START

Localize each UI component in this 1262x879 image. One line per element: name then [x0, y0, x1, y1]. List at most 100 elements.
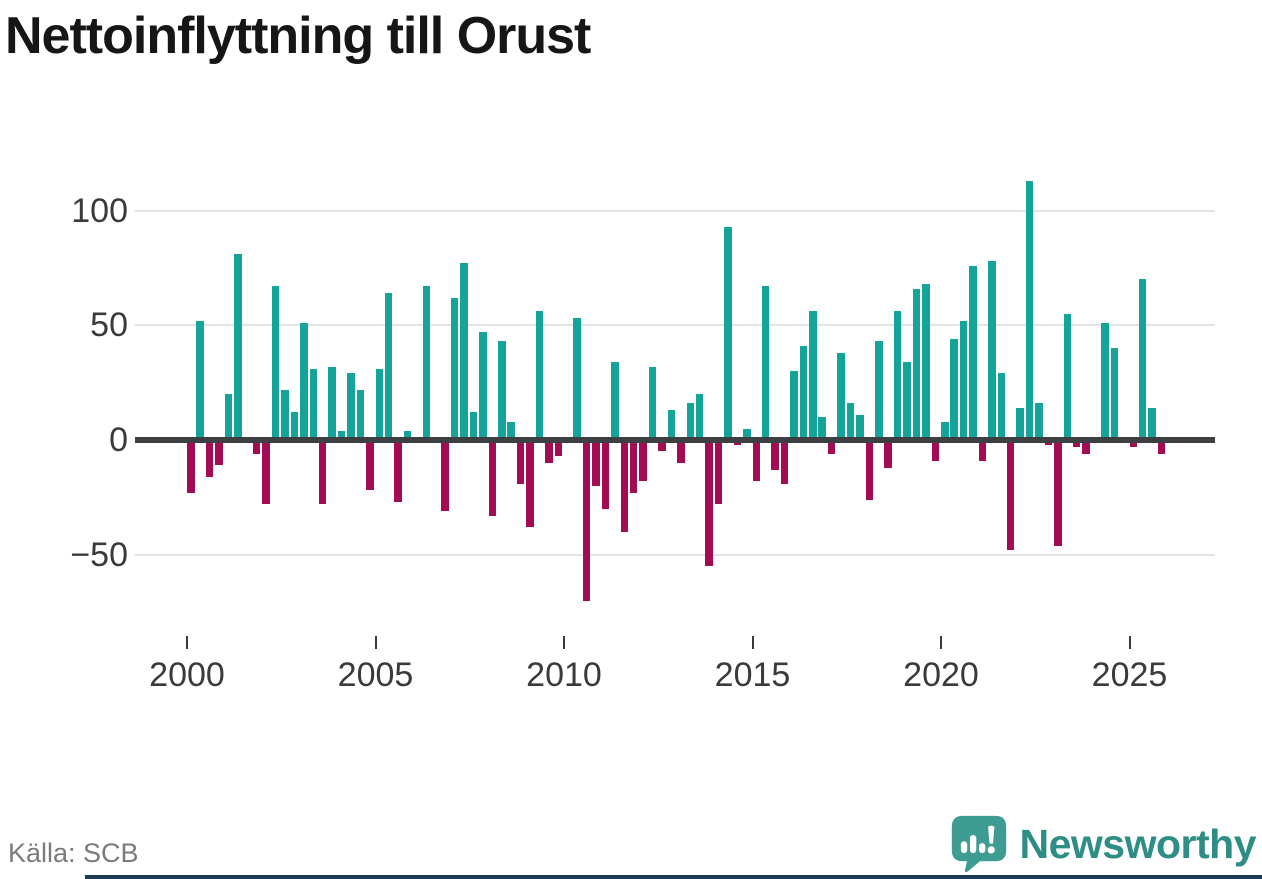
- bar: [356, 389, 365, 440]
- bar: [667, 410, 676, 440]
- bottom-accent-strip: [85, 875, 1262, 879]
- x-axis-label: 2020: [903, 656, 979, 694]
- source-text: Källa: SCB: [8, 838, 139, 868]
- bar: [903, 361, 911, 440]
- bar: [705, 440, 713, 567]
- newsworthy-speech-bubble-icon: [951, 815, 1006, 873]
- y-axis-label: 0: [109, 421, 128, 459]
- bar: [460, 263, 468, 440]
- bar: [290, 412, 299, 440]
- bar: [262, 440, 270, 505]
- bar: [450, 297, 459, 440]
- bar: [780, 440, 789, 484]
- bar: [403, 430, 412, 440]
- bar: [205, 440, 214, 477]
- bar: [611, 361, 619, 440]
- bar: [827, 440, 836, 454]
- bar: [837, 352, 845, 440]
- bar: [1035, 403, 1043, 440]
- x-axis-tick: [1128, 636, 1131, 649]
- bar: [1129, 440, 1137, 447]
- bar: [884, 440, 892, 468]
- bar: [582, 440, 591, 601]
- y-axis-label: 50: [90, 306, 128, 345]
- bar: [724, 226, 732, 440]
- bar: [969, 265, 977, 440]
- bar: [818, 417, 826, 440]
- bar: [648, 366, 657, 440]
- brand-wordmark: Newsworthy: [1019, 820, 1257, 867]
- bar: [1025, 180, 1034, 440]
- bar: [931, 440, 940, 461]
- bar: [809, 311, 817, 440]
- bar: [507, 421, 515, 440]
- bar: [196, 320, 204, 440]
- bar: [695, 394, 704, 440]
- bar: [479, 332, 487, 440]
- bar: [677, 440, 685, 463]
- bar: [639, 440, 647, 482]
- bar: [978, 440, 987, 461]
- bar: [526, 440, 534, 528]
- bar: [488, 440, 497, 516]
- gridline: [135, 209, 1215, 212]
- zero-line: [135, 437, 1215, 443]
- bar: [271, 286, 280, 440]
- x-axis-tick: [751, 636, 754, 649]
- bar: [658, 440, 666, 452]
- y-axis-label: −50: [70, 535, 128, 574]
- bar: [366, 440, 374, 491]
- x-axis-label: 2025: [1091, 656, 1168, 694]
- bar: [743, 428, 751, 440]
- x-axis-tick: [940, 636, 942, 649]
- bar: [347, 373, 355, 440]
- bar: [799, 345, 808, 440]
- bar: [300, 322, 308, 440]
- bar: [950, 339, 958, 440]
- x-axis-tick: [186, 636, 188, 649]
- bar: [592, 440, 600, 486]
- bar: [761, 286, 770, 440]
- bar: [997, 373, 1006, 440]
- bar: [187, 440, 195, 493]
- bar: [922, 283, 930, 440]
- bar: [318, 440, 327, 505]
- bar: [337, 430, 346, 440]
- x-axis-label: 2000: [149, 656, 225, 694]
- bar: [601, 440, 610, 509]
- bar: [865, 440, 874, 500]
- bar: [422, 286, 431, 440]
- bar: [234, 254, 242, 440]
- gridline: [135, 324, 1215, 327]
- bar: [573, 318, 581, 440]
- bar: [620, 440, 629, 532]
- bar: [846, 403, 855, 440]
- bar: [686, 403, 695, 440]
- bar: [498, 341, 506, 440]
- bar: [1054, 440, 1062, 546]
- bar: [1110, 348, 1119, 440]
- bar: [1016, 407, 1024, 440]
- x-axis-label: 2015: [714, 656, 791, 694]
- bar: [790, 371, 798, 440]
- bar: [714, 440, 723, 505]
- x-axis-label: 2005: [337, 656, 414, 694]
- bar: [224, 394, 233, 440]
- x-axis-tick: [374, 636, 377, 649]
- bar: [535, 311, 544, 440]
- bar: [1157, 440, 1166, 454]
- bar: [328, 366, 336, 440]
- y-axis-label: 100: [71, 191, 128, 230]
- bar: [941, 421, 949, 440]
- bar: [912, 288, 921, 440]
- bar: [441, 440, 449, 512]
- bar: [856, 414, 864, 440]
- bar: [959, 320, 968, 440]
- bar: [469, 412, 478, 440]
- newsworthy-logo: Newsworthy: [950, 812, 1257, 876]
- bar: [554, 440, 563, 457]
- bar: [629, 440, 638, 493]
- bar: [545, 440, 553, 463]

END

*EXERCISE TASK*
Please count how many lines in the entries above contain the string "gridline", matching case exactly, and reply with the number alone.

*EXERCISE RESULT*
2